*WHAT IS NEEDED:*
What number of lines contain the word "management"? Reply with the number and nothing else.

(Rows from a dataset)
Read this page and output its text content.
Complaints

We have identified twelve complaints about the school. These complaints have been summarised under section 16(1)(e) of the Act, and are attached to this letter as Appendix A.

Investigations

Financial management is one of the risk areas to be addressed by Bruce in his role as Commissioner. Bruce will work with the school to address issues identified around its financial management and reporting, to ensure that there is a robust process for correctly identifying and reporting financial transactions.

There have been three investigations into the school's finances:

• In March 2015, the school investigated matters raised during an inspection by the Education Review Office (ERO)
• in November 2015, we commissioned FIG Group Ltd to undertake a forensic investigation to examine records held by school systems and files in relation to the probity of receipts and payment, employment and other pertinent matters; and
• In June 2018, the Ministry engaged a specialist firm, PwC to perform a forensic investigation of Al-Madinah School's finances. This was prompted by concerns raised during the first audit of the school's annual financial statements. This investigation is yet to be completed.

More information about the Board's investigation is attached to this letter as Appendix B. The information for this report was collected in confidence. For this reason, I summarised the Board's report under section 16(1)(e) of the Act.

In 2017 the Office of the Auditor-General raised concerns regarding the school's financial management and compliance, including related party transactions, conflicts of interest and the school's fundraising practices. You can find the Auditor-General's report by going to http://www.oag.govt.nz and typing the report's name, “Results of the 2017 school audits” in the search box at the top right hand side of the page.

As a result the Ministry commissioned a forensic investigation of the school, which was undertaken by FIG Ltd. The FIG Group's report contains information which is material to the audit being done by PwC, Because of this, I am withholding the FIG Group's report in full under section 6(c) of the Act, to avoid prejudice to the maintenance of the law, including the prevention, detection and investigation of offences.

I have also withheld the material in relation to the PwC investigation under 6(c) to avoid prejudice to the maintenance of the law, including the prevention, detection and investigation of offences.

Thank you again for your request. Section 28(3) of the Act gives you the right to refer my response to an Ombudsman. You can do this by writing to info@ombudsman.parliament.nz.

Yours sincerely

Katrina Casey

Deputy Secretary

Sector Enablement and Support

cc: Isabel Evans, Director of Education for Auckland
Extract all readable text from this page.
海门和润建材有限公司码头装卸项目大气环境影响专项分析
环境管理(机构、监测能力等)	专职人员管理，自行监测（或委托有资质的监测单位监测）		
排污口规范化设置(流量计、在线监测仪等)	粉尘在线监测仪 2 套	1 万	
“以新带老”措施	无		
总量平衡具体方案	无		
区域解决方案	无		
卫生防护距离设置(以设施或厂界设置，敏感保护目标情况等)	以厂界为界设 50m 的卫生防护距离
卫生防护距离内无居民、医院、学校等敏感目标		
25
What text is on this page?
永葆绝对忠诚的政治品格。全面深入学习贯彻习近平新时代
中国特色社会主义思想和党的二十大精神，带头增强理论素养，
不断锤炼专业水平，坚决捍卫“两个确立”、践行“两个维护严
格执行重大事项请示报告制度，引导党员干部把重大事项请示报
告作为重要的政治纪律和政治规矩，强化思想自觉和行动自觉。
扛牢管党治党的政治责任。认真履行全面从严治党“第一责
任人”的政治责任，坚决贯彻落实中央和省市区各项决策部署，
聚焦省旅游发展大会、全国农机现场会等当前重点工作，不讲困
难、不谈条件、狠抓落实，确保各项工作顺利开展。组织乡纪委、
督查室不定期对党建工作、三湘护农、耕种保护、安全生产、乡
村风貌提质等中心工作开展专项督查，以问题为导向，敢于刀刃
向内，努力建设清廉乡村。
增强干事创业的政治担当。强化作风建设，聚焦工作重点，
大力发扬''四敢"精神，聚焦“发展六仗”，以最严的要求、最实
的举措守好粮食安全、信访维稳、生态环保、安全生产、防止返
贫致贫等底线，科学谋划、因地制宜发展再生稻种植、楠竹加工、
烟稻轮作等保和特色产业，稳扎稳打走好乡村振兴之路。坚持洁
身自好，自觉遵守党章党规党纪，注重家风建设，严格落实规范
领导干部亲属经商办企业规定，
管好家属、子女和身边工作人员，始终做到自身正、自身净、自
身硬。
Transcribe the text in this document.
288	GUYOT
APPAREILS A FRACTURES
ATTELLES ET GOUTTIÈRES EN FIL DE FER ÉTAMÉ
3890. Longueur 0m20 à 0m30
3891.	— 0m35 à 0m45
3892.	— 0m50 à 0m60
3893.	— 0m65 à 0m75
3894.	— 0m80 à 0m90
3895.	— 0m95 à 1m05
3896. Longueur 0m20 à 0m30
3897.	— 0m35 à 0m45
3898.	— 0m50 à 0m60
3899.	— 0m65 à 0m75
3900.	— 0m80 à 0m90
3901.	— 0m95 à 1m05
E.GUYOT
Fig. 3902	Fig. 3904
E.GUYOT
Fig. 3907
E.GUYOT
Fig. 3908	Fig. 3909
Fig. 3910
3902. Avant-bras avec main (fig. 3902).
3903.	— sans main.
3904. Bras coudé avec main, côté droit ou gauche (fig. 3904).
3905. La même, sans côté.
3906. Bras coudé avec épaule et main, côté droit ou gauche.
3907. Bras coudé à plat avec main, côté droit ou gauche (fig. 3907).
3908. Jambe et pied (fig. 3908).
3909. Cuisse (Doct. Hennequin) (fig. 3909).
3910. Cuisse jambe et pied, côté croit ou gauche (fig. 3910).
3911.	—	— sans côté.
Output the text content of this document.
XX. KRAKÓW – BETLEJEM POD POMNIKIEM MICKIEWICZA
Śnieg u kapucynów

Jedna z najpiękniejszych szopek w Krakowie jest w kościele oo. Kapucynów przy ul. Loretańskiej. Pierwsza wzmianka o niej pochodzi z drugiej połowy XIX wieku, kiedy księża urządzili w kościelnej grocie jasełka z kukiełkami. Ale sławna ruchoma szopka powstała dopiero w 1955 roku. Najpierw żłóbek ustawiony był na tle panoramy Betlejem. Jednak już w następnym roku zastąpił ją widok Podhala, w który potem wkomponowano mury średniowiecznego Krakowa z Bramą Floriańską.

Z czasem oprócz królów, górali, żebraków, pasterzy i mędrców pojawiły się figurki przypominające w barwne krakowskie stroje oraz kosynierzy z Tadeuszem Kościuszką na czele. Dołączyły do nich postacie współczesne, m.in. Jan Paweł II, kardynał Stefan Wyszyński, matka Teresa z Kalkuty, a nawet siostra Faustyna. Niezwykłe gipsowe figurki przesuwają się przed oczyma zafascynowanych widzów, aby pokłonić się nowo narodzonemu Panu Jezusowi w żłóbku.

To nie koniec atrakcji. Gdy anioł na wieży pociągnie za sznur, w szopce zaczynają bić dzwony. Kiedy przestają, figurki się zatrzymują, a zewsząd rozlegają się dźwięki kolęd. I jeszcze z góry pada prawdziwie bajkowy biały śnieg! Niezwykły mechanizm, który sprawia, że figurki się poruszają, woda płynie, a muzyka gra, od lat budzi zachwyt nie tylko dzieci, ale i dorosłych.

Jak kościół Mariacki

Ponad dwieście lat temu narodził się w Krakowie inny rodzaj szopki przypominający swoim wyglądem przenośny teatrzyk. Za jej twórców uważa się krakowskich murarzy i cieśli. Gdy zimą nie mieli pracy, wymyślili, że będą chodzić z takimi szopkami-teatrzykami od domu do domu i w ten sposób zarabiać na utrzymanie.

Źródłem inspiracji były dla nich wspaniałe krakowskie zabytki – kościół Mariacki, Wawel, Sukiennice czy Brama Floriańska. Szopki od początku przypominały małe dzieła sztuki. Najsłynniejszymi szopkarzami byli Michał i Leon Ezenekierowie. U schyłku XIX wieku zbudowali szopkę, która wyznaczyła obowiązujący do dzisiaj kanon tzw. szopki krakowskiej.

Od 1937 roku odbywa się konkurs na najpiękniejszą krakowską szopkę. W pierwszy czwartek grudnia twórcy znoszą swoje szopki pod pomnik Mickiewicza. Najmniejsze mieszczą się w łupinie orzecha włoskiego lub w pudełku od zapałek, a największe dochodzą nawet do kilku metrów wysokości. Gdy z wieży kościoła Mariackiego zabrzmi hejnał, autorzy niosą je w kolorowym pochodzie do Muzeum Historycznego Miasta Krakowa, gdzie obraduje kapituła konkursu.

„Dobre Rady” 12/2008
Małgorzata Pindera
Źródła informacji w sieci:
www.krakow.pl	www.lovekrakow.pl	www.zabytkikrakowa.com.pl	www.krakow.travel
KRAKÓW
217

*OUTPUT:*
2